═════ Document text ═════

[PATCH v3] powerpc/pseries/eeh: Fix pseries_eeh_err_inject

Narayana Murty N posted 1 patch 2 months, 3 weeks ago
arch/powerpc/include/asm/eeh.h               |  2 +-
arch/powerpc/kernel/eeh.c                    |  9 +++--
arch/powerpc/platforms/pseries/eeh_pseries.c | 39 +++++++++++++++++++-
3 files changed, 44 insertions(+), 6 deletions(-)
[PATCH v3] powerpc/pseries/eeh: Fix pseries_eeh_err_inject
Posted by Narayana Murty N 2 months, 3 weeks ago
VFIO_EEH_PE_INJECT_ERR ioctl is currently failing on pseries
due to missing implementation of err_inject eeh_ops for pseries.
This patch implements pseries_eeh_err_inject in eeh_ops/pseries
eeh_ops. Implements support for injecting MMIO load/store error
for testing from user space.

The check on PCI error type (bus type) code is moved to platform
code, since the eeh_pe_inject_err can be allowed to more error
types depending on platform requirement. Removal of the check for
'type' in eeh_pe_inject_err() doesn't impact PowerNV as
pnv_eeh_err_inject() already has an equivalent check in place.

Signed-off-by: Narayana Murty N <nnmlinux@linux.ibm.com>
Reviewed-by: Vaibhav Jain <vaibhav@linux.ibm.com>

---

Testing:
========
vfio-test [1] by Alex Willamson, was forked and updated to add
support inject error on pSeries guest and used to test this
patch[2].

═════

Task a: Retype the listing without any changes, from its first line through the line containing "data-point [538,51,554,68]".
The patch posting and the listing have no connection to each other.

═════ Supplied data ═════

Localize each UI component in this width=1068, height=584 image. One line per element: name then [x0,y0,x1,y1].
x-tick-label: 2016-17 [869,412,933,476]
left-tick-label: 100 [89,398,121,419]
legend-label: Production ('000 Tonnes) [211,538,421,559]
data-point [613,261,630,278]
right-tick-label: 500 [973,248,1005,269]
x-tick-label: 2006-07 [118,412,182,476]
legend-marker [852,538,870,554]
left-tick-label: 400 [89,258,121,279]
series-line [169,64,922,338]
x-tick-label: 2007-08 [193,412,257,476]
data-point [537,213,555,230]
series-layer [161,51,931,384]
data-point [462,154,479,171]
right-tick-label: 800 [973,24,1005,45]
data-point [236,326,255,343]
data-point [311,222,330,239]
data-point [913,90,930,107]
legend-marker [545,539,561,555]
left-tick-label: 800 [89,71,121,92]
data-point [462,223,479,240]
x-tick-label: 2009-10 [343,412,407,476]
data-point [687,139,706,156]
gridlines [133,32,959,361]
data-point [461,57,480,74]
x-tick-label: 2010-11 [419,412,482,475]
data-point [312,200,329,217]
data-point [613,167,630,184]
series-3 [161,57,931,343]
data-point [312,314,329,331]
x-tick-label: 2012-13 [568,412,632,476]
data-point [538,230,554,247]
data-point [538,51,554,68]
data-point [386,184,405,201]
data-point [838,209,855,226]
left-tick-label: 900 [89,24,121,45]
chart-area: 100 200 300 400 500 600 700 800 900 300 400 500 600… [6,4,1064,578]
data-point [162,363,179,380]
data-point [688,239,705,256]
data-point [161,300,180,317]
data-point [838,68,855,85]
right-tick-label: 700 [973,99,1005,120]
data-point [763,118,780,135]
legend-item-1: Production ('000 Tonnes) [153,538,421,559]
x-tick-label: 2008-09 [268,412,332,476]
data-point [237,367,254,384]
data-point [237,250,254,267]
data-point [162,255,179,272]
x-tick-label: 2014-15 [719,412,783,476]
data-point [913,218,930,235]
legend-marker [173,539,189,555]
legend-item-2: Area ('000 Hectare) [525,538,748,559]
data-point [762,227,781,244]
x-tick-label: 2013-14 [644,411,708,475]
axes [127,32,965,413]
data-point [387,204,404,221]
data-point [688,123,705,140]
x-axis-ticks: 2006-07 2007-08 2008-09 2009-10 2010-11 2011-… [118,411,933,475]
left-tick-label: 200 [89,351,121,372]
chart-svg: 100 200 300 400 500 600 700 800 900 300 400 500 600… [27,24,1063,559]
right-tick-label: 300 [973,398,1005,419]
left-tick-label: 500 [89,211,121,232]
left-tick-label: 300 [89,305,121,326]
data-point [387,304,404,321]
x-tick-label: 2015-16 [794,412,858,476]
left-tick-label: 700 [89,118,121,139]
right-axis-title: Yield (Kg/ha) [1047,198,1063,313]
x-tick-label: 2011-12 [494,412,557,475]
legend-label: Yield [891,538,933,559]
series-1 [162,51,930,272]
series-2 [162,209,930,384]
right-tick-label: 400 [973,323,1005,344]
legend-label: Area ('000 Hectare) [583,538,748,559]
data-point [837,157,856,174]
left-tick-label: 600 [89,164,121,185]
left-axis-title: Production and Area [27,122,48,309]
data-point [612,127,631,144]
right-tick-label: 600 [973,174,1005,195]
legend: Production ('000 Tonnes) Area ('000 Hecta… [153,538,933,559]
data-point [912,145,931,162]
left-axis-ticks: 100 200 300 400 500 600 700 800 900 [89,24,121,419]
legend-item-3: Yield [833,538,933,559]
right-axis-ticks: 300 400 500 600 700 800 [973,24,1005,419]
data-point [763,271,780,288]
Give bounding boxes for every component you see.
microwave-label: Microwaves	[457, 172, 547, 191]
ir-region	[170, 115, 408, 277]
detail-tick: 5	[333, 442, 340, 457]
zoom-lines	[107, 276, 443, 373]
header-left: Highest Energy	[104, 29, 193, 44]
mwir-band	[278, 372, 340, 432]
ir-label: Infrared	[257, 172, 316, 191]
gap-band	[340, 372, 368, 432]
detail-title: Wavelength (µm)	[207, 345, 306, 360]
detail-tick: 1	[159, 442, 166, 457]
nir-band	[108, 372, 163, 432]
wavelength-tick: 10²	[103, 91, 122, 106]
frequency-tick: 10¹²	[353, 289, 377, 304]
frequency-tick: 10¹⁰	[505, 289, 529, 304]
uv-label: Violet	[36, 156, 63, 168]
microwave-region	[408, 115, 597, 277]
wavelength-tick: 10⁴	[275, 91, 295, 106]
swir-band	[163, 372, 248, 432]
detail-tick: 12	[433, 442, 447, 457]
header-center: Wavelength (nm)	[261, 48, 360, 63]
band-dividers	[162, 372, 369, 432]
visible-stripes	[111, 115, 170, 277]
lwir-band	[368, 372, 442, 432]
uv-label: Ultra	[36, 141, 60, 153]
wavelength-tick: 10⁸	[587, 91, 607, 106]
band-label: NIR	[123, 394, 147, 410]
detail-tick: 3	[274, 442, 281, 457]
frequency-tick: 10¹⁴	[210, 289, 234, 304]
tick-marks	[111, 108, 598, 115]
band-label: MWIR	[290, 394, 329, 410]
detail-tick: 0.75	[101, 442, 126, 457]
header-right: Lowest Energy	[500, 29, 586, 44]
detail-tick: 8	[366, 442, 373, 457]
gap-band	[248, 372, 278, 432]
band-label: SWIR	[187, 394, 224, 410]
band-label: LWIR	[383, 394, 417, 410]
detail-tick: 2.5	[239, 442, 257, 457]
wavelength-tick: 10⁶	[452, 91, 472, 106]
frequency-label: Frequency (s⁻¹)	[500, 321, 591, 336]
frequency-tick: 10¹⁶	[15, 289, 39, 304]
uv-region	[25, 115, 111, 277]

═════

Task b: Echo the patch posting word for word from "This patch implements" to "from user space.".

Solution a:
Localize each UI component in this width=1068, height=584 image. One line per element: name then [x0,y0,x1,y1].
x-tick-label: 2016-17 [869,412,933,476]
left-tick-label: 100 [89,398,121,419]
legend-label: Production ('000 Tonnes) [211,538,421,559]
data-point [613,261,630,278]
right-tick-label: 500 [973,248,1005,269]
x-tick-label: 2006-07 [118,412,182,476]
legend-marker [852,538,870,554]
left-tick-label: 400 [89,258,121,279]
series-line [169,64,922,338]
x-tick-label: 2007-08 [193,412,257,476]
data-point [537,213,555,230]
series-layer [161,51,931,384]
data-point [462,154,479,171]
right-tick-label: 800 [973,24,1005,45]
data-point [236,326,255,343]
data-point [311,222,330,239]
data-point [913,90,930,107]
legend-marker [545,539,561,555]
left-tick-label: 800 [89,71,121,92]
data-point [462,223,479,240]
x-tick-label: 2009-10 [343,412,407,476]
data-point [687,139,706,156]
gridlines [133,32,959,361]
data-point [461,57,480,74]
x-tick-label: 2010-11 [419,412,482,475]
data-point [312,200,329,217]
data-point [613,167,630,184]
series-3 [161,57,931,343]
data-point [312,314,329,331]
x-tick-label: 2012-13 [568,412,632,476]
data-point [538,230,554,247]
data-point [538,51,554,68]

Solution b:
This patch implements pseries_eeh_err_inject in eeh_ops/pseries
eeh_ops. Implements support for injecting MMIO load/store error
for testing from user space.